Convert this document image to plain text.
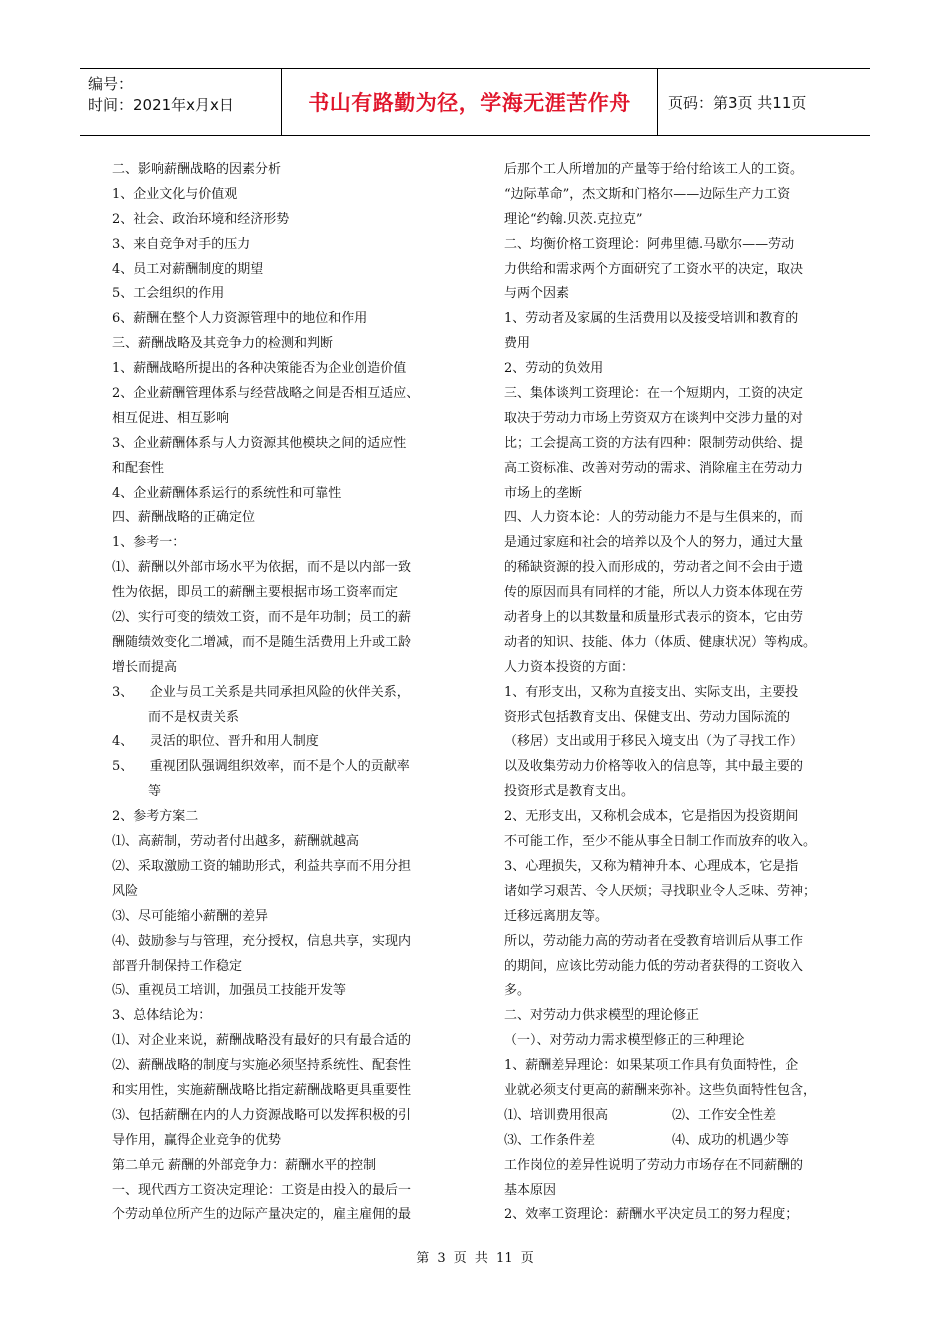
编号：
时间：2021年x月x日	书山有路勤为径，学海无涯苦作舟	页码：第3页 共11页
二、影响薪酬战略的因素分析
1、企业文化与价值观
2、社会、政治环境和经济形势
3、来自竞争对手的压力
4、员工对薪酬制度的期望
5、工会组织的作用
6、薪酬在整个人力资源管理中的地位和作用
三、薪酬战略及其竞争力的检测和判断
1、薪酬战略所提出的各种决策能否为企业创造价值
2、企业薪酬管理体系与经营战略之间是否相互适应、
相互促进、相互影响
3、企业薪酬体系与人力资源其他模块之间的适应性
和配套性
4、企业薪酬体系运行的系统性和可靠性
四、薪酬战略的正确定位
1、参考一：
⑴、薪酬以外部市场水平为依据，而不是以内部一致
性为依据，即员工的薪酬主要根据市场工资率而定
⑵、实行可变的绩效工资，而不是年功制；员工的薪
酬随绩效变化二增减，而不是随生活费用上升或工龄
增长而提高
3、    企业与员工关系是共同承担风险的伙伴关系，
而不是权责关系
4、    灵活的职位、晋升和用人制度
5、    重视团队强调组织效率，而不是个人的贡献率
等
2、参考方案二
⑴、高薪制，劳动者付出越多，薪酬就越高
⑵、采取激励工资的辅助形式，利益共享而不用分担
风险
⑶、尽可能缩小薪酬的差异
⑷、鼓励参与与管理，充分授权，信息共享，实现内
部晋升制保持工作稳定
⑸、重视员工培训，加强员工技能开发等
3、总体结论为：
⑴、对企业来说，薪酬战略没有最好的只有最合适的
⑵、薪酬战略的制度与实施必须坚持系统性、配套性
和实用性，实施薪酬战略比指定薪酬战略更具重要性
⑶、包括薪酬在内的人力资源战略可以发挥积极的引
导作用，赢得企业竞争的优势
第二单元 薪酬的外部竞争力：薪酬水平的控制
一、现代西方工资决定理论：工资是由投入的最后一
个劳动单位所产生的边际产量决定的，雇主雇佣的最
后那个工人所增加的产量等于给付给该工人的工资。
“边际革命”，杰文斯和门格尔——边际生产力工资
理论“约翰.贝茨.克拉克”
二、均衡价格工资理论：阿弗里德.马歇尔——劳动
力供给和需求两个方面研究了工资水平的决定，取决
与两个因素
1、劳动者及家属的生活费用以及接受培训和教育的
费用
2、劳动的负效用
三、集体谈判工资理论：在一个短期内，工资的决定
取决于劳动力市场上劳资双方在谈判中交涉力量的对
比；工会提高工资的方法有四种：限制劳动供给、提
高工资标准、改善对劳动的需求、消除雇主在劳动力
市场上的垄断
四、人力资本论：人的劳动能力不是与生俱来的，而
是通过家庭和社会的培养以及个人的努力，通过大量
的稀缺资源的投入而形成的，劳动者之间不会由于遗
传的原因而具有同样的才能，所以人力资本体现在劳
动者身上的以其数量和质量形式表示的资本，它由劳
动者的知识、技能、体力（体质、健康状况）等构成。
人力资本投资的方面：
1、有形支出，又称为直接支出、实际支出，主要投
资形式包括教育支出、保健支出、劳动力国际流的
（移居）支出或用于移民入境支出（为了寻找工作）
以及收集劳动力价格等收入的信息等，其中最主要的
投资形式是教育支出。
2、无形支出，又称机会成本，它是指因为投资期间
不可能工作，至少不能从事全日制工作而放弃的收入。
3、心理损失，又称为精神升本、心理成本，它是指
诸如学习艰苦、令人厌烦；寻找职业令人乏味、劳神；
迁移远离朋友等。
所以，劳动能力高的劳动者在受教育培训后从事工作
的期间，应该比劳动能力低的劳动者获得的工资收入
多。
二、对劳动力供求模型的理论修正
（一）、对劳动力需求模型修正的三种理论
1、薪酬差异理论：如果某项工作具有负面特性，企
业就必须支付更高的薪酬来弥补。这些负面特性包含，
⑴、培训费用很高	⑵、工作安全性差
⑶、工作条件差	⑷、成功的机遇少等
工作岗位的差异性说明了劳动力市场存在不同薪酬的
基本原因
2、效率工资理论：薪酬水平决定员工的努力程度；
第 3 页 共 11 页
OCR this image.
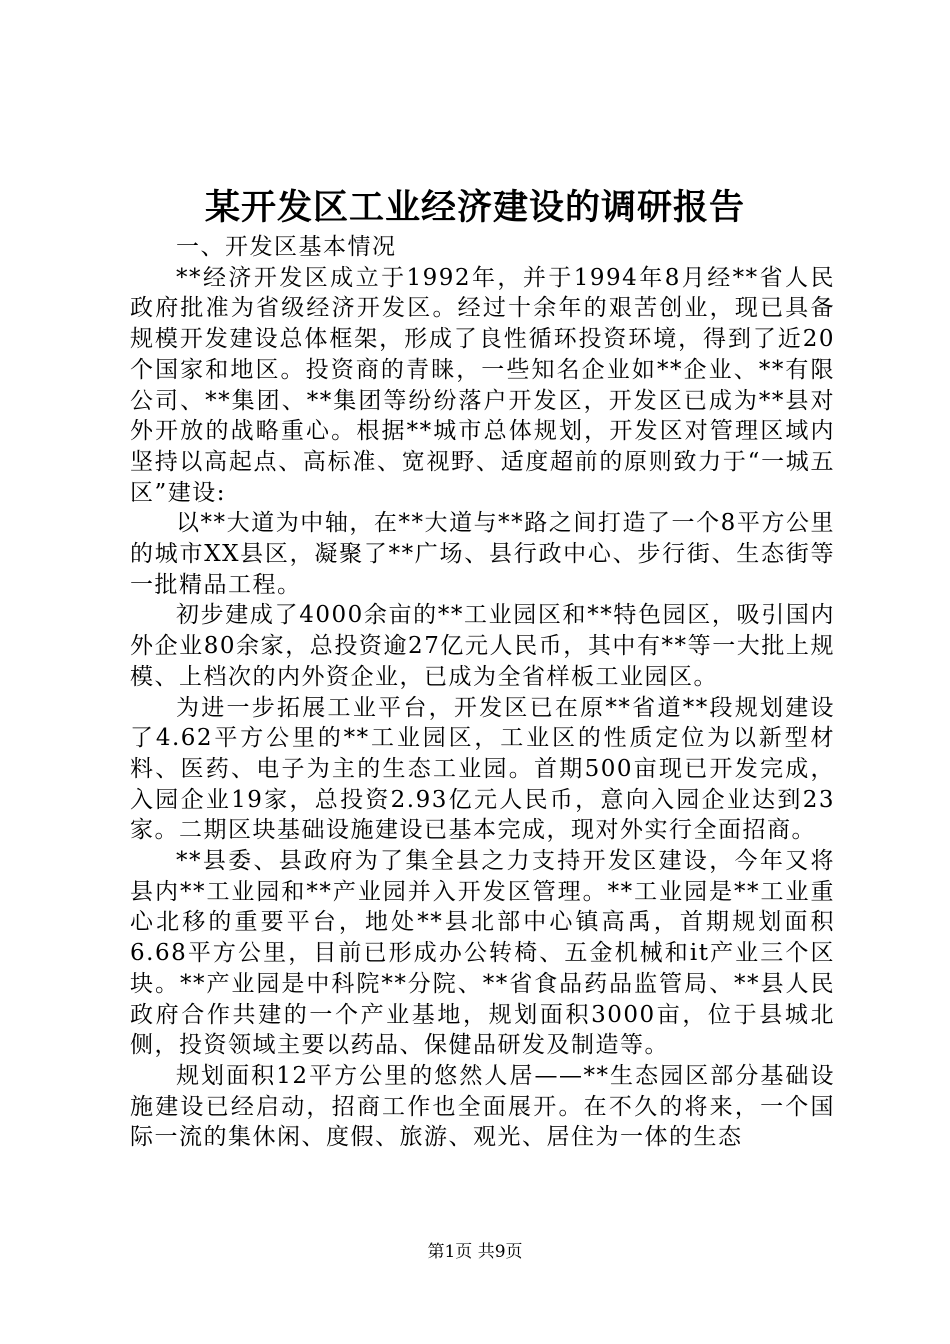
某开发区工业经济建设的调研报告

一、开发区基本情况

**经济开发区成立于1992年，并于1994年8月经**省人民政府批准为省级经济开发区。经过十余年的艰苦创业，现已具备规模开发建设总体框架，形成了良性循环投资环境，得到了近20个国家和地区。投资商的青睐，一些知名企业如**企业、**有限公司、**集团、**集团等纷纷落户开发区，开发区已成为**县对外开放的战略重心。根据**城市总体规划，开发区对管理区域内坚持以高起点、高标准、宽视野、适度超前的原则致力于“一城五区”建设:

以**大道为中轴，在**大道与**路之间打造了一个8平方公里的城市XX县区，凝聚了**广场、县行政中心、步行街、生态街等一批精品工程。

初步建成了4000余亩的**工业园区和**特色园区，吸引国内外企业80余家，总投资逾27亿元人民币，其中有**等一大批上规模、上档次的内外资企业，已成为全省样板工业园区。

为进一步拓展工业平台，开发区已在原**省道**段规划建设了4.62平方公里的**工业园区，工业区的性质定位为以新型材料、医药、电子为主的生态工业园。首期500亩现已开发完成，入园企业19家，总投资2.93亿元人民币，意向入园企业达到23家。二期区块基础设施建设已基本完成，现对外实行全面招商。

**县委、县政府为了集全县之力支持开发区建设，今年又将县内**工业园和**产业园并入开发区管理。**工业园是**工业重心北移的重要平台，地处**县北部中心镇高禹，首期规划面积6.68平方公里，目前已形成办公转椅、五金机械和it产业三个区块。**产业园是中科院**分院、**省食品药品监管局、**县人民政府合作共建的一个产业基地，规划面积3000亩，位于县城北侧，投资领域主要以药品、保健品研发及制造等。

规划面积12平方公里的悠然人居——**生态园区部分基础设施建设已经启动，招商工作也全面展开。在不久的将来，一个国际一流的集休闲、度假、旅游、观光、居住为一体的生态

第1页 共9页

* [Task description]:
Print each of the records above exactly as written, leaving no picture in the copy.

* [Result of this exercise]:
Convert this document image to plain text.
编号：
时间：2021年x月x日	书山有路勤为径，学海无涯苦作舟	页码：第3页 共11页
二、影响薪酬战略的因素分析
1、企业文化与价值观
2、社会、政治环境和经济形势
3、来自竞争对手的压力
4、员工对薪酬制度的期望
5、工会组织的作用
6、薪酬在整个人力资源管理中的地位和作用
三、薪酬战略及其竞争力的检测和判断
1、薪酬战略所提出的各种决策能否为企业创造价值
2、企业薪酬管理体系与经营战略之间是否相互适应、
相互促进、相互影响
3、企业薪酬体系与人力资源其他模块之间的适应性
和配套性
4、企业薪酬体系运行的系统性和可靠性
四、薪酬战略的正确定位
1、参考一：
⑴、薪酬以外部市场水平为依据，而不是以内部一致
性为依据，即员工的薪酬主要根据市场工资率而定
⑵、实行可变的绩效工资，而不是年功制；员工的薪
酬随绩效变化二增减，而不是随生活费用上升或工龄
增长而提高
3、    企业与员工关系是共同承担风险的伙伴关系，
而不是权责关系
4、    灵活的职位、晋升和用人制度
5、    重视团队强调组织效率，而不是个人的贡献率
等
2、参考方案二
⑴、高薪制，劳动者付出越多，薪酬就越高
⑵、采取激励工资的辅助形式，利益共享而不用分担
风险
⑶、尽可能缩小薪酬的差异
⑷、鼓励参与与管理，充分授权，信息共享，实现内
部晋升制保持工作稳定
⑸、重视员工培训，加强员工技能开发等
3、总体结论为：
⑴、对企业来说，薪酬战略没有最好的只有最合适的
⑵、薪酬战略的制度与实施必须坚持系统性、配套性
和实用性，实施薪酬战略比指定薪酬战略更具重要性
⑶、包括薪酬在内的人力资源战略可以发挥积极的引
导作用，赢得企业竞争的优势
第二单元 薪酬的外部竞争力：薪酬水平的控制
一、现代西方工资决定理论：工资是由投入的最后一
个劳动单位所产生的边际产量决定的，雇主雇佣的最
后那个工人所增加的产量等于给付给该工人的工资。
“边际革命”，杰文斯和门格尔——边际生产力工资
理论“约翰.贝茨.克拉克”
二、均衡价格工资理论：阿弗里德.马歇尔——劳动
力供给和需求两个方面研究了工资水平的决定，取决
与两个因素
1、劳动者及家属的生活费用以及接受培训和教育的
费用
2、劳动的负效用
三、集体谈判工资理论：在一个短期内，工资的决定
取决于劳动力市场上劳资双方在谈判中交涉力量的对
比；工会提高工资的方法有四种：限制劳动供给、提
高工资标准、改善对劳动的需求、消除雇主在劳动力
市场上的垄断
四、人力资本论：人的劳动能力不是与生俱来的，而
是通过家庭和社会的培养以及个人的努力，通过大量
的稀缺资源的投入而形成的，劳动者之间不会由于遗
传的原因而具有同样的才能，所以人力资本体现在劳
动者身上的以其数量和质量形式表示的资本，它由劳
动者的知识、技能、体力（体质、健康状况）等构成。
人力资本投资的方面：
1、有形支出，又称为直接支出、实际支出，主要投
资形式包括教育支出、保健支出、劳动力国际流的
（移居）支出或用于移民入境支出（为了寻找工作）
以及收集劳动力价格等收入的信息等，其中最主要的
投资形式是教育支出。
2、无形支出，又称机会成本，它是指因为投资期间
不可能工作，至少不能从事全日制工作而放弃的收入。
3、心理损失，又称为精神升本、心理成本，它是指
诸如学习艰苦、令人厌烦；寻找职业令人乏味、劳神；
迁移远离朋友等。
所以，劳动能力高的劳动者在受教育培训后从事工作
的期间，应该比劳动能力低的劳动者获得的工资收入
多。
二、对劳动力供求模型的理论修正
（一）、对劳动力需求模型修正的三种理论
1、薪酬差异理论：如果某项工作具有负面特性，企
业就必须支付更高的薪酬来弥补。这些负面特性包含，
⑴、培训费用很高	⑵、工作安全性差
⑶、工作条件差	⑷、成功的机遇少等
工作岗位的差异性说明了劳动力市场存在不同薪酬的
基本原因
2、效率工资理论：薪酬水平决定员工的努力程度；
第 3 页 共 11 页
OCR this image.
某开发区工业经济建设的调研报告

一、开发区基本情况

**经济开发区成立于1992年，并于1994年8月经**省人民政府批准为省级经济开发区。经过十余年的艰苦创业，现已具备规模开发建设总体框架，形成了良性循环投资环境，得到了近20个国家和地区。投资商的青睐，一些知名企业如**企业、**有限公司、**集团、**集团等纷纷落户开发区，开发区已成为**县对外开放的战略重心。根据**城市总体规划，开发区对管理区域内坚持以高起点、高标准、宽视野、适度超前的原则致力于“一城五区”建设:

以**大道为中轴，在**大道与**路之间打造了一个8平方公里的城市XX县区，凝聚了**广场、县行政中心、步行街、生态街等一批精品工程。

初步建成了4000余亩的**工业园区和**特色园区，吸引国内外企业80余家，总投资逾27亿元人民币，其中有**等一大批上规模、上档次的内外资企业，已成为全省样板工业园区。

为进一步拓展工业平台，开发区已在原**省道**段规划建设了4.62平方公里的**工业园区，工业区的性质定位为以新型材料、医药、电子为主的生态工业园。首期500亩现已开发完成，入园企业19家，总投资2.93亿元人民币，意向入园企业达到23家。二期区块基础设施建设已基本完成，现对外实行全面招商。

**县委、县政府为了集全县之力支持开发区建设，今年又将县内**工业园和**产业园并入开发区管理。**工业园是**工业重心北移的重要平台，地处**县北部中心镇高禹，首期规划面积6.68平方公里，目前已形成办公转椅、五金机械和it产业三个区块。**产业园是中科院**分院、**省食品药品监管局、**县人民政府合作共建的一个产业基地，规划面积3000亩，位于县城北侧，投资领域主要以药品、保健品研发及制造等。

规划面积12平方公里的悠然人居——**生态园区部分基础设施建设已经启动，招商工作也全面展开。在不久的将来，一个国际一流的集休闲、度假、旅游、观光、居住为一体的生态

第1页 共9页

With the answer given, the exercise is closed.